● **Written problem**
Extract each line bearing the word "mésentère".

[Stored records]
start
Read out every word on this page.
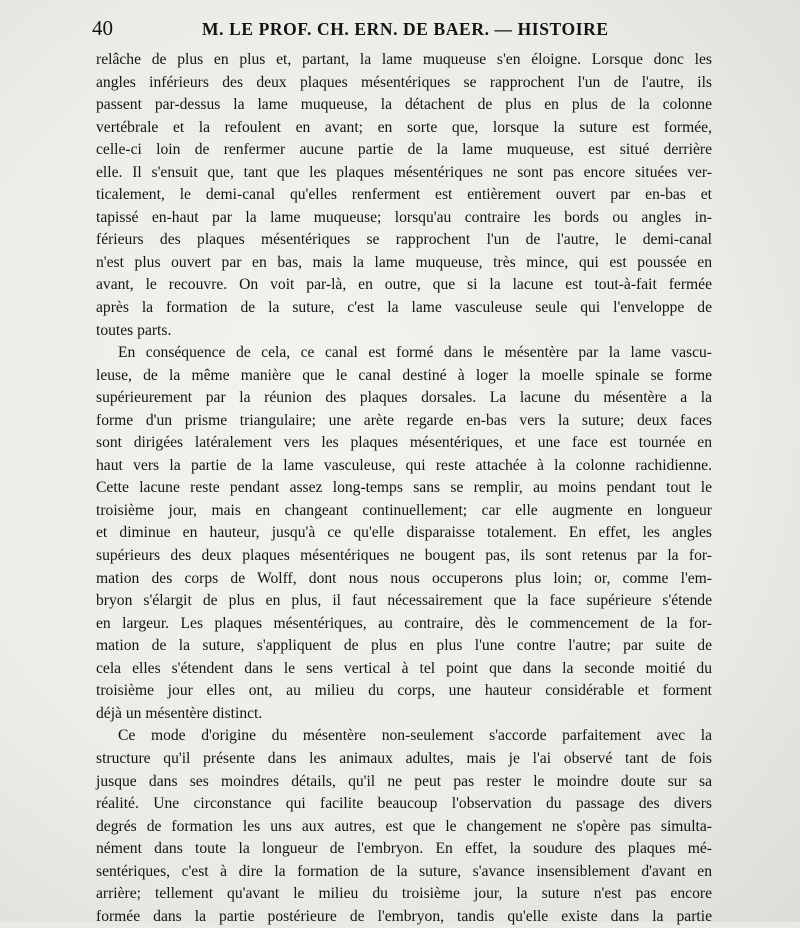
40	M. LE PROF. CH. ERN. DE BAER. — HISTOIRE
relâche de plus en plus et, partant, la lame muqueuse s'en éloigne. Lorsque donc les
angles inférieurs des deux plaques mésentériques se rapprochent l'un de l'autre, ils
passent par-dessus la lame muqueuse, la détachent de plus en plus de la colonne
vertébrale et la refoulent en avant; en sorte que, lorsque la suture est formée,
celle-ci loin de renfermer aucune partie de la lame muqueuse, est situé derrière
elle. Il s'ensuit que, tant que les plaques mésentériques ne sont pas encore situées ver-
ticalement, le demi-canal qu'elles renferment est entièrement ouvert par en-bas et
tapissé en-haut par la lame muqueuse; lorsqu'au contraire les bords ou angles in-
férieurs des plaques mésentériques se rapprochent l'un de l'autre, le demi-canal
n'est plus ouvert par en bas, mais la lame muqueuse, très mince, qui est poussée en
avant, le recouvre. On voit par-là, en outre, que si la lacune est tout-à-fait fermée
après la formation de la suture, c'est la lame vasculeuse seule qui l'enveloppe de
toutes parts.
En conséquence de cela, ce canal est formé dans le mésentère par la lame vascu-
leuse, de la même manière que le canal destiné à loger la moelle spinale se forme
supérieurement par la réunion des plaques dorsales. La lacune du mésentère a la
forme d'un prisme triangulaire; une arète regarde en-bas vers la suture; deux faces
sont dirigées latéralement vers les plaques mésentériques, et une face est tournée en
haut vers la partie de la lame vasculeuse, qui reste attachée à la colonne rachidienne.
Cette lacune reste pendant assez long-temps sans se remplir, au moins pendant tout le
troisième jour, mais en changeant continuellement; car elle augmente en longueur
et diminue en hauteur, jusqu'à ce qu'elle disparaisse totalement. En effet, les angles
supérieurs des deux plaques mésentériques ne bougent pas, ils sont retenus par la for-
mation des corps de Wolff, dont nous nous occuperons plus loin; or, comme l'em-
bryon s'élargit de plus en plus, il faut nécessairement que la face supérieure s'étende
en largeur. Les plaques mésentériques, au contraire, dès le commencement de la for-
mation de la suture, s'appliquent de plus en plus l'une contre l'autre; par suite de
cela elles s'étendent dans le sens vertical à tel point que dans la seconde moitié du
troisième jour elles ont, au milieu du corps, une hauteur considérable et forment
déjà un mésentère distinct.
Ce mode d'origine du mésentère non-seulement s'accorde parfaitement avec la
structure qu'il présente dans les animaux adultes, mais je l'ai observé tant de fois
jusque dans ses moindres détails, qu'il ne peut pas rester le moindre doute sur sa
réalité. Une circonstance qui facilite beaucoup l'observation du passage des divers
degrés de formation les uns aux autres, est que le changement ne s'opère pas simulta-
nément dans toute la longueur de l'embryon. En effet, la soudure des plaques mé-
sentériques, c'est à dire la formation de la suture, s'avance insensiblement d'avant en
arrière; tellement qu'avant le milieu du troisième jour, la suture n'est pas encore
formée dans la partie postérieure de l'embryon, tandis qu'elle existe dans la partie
end
● **Correct result**
En conséquence de cela, ce canal est formé dans le mésentère par la lame vascu-
supérieurement par la réunion des plaques dorsales. La lacune du mésentère a la
déjà un mésentère distinct.
Ce mode d'origine du mésentère non-seulement s'accorde parfaitement avec la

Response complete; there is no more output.